===== Excerto =====
Já se viu Sébastien Loeb sair violentamente de estrada noutros ralis, mas isso suceder a três dos quatro carros oficiais (ou cinco de seis, se incluirmos a WRC Team MINI Portugal), ainda menos usual é. Latvala bem tentou recuperar, depois de regressar em Rally 2, e Petter Solberg subiu na classificação, terminando em terceiro. Foi sorte? É verdade que o facto de terem sido anuladas três especiais na sexta feira permitiu-lhe ver a sua penalização drasticamente reduzida, mas a verdade é que só Loeb terminou numa posição mais elevada um rali, depois de ter desistido no primeiro dia, no Rali de Monte Carlo 2006, quando foi segundo atrás de Marcus Gronholm. Mas mesmo assim, o francês só perdeu uma especial enquanto Petter Solberg perdeu duas.
Notável MINI
Provavelmente, a mais extraordinária história deste Rali de Portugal foi escrita por Dani Sordo e pela MINI. Um ano depois do começo da carreira do Mini John Cooper Works WRC vimos Dani Sordo somar seis vitórias em especiais, as mesmas que Petter Solberg. Nas três especiais do segundo dia, beneficiando da sua posição na estrada é certo, deixou a concorrência a 57.2s, 48.2s ou 21.8s, diferenças muito pouco vistas, hoje em dia, num troço do WRC. Domínios destes só em ocasiões muito especiais, ou então os dominantes Audi Quattro do início dos anos 80. Terá sido simplesmente a posição na estrada, ou um pouco de duas coisas, talento e melhores condições na estrada?
De acordo com Sordo o MINI JCW WRC está longe da perfeição: “O novo MINI 01B está bom mas precisa de mais tração. Nas especiais mais lentas, perdemos demasiado tempo, pois as rodas patinam muito. Perdemos também quando utilizamos pneus duros, mas na verdade estou contente com o carro”, referiu.
===== Entradas fornecidas =====
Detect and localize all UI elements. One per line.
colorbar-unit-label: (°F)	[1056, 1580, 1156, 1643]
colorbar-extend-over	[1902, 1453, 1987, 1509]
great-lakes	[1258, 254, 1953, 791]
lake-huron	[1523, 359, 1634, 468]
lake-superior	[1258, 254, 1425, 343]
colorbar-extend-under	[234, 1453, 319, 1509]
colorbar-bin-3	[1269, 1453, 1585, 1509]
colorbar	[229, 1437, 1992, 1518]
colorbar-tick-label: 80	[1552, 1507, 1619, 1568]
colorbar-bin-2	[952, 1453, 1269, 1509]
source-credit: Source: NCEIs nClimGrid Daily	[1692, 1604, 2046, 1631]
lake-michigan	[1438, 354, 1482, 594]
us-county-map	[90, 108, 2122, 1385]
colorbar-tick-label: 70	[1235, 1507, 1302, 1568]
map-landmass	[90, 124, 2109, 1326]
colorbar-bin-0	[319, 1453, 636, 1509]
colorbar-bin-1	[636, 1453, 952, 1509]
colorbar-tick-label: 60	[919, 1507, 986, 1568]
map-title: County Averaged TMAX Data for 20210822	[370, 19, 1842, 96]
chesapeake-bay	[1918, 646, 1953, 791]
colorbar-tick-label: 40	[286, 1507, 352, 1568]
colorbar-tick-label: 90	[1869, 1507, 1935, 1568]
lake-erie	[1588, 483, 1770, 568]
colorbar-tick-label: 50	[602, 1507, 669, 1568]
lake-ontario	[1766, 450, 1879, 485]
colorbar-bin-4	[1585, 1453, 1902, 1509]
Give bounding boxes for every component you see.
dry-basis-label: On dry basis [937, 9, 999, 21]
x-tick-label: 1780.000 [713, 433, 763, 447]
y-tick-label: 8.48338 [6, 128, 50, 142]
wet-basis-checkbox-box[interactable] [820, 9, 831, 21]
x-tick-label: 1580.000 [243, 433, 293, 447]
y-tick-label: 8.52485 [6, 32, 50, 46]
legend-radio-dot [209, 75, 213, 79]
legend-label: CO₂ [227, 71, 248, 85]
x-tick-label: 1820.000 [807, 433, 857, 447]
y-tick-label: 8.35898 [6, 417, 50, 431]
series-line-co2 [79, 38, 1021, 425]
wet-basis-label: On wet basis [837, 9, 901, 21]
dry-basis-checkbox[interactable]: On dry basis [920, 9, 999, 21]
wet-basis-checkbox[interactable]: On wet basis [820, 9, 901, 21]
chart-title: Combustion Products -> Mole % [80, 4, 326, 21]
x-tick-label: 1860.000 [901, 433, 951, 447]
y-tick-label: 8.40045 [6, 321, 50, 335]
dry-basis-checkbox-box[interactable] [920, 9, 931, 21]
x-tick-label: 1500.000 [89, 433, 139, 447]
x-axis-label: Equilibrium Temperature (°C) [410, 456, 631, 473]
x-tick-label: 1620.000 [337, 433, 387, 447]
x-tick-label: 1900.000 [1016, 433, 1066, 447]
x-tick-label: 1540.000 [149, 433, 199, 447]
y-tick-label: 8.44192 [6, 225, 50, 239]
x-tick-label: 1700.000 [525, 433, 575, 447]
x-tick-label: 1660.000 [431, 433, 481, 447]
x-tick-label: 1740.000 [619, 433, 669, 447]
=====
*Tarefa 1:*
Indique todos os pilotos referidos pelo nome no excerto sobre o Rali de Portugal.
*Tarefa 2:*
De acordo com o excerto sobre o Rali de Portugal, quantas vitórias em especiais somou Dani Sordo?

*Espaço de resposta 1:*
Sébastien Loeb, Latvala, Petter Solberg, Marcus Gronholm, Dani Sordo

*Espaço de resposta 2:*
Seis, as mesmas que Petter Solberg.